[What the exercise asks] Below are entries. Pull out all lines containing "gitssh".

++++++++

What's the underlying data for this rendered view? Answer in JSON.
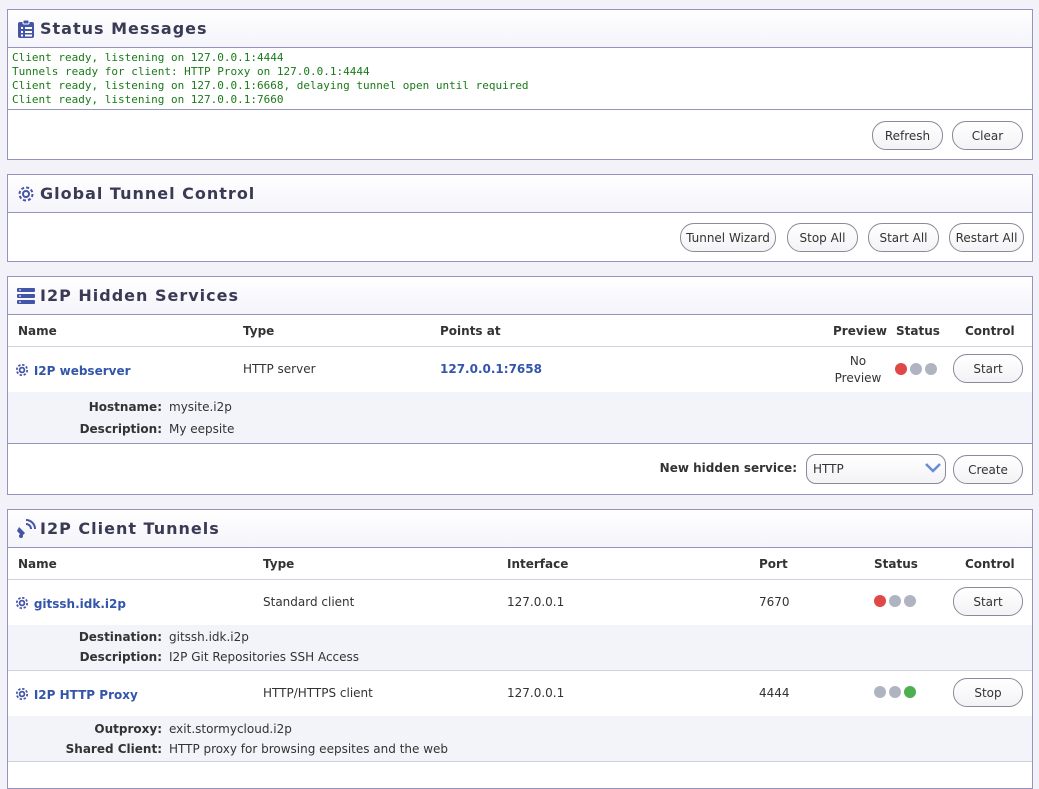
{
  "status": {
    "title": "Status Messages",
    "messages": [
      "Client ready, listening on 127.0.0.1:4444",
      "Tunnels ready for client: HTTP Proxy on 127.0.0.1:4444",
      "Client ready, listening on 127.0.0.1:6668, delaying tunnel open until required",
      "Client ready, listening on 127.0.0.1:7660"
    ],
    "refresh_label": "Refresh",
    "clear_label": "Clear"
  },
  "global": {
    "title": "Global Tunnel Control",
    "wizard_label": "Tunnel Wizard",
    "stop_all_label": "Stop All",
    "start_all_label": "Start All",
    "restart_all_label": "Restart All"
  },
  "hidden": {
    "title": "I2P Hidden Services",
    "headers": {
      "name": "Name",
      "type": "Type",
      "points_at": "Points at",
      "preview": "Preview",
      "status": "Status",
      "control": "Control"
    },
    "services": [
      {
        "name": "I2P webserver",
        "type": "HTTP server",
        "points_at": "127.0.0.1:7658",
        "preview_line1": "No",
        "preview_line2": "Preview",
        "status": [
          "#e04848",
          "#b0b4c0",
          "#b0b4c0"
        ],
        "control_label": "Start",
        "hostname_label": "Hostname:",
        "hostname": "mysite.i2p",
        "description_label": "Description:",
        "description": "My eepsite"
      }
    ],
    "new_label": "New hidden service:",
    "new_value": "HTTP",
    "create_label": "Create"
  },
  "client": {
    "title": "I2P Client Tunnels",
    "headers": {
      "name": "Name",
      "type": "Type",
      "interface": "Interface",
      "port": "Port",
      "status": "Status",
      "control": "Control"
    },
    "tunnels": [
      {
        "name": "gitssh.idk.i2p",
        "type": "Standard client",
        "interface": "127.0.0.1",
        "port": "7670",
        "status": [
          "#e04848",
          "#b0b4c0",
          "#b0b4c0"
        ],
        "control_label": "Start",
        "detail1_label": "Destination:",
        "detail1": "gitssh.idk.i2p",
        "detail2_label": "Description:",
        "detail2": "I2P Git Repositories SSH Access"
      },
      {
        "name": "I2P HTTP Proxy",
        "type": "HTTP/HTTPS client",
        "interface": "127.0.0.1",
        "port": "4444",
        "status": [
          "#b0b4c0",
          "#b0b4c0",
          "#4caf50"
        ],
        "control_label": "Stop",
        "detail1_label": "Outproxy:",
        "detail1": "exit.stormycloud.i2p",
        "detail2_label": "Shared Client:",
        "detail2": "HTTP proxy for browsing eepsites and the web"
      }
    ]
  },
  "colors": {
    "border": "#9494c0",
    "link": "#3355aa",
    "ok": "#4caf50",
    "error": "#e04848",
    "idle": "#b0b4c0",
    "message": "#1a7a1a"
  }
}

++++++++

[Solution below]
        "name": "gitssh.idk.i2p",
        "detail1": "gitssh.idk.i2p",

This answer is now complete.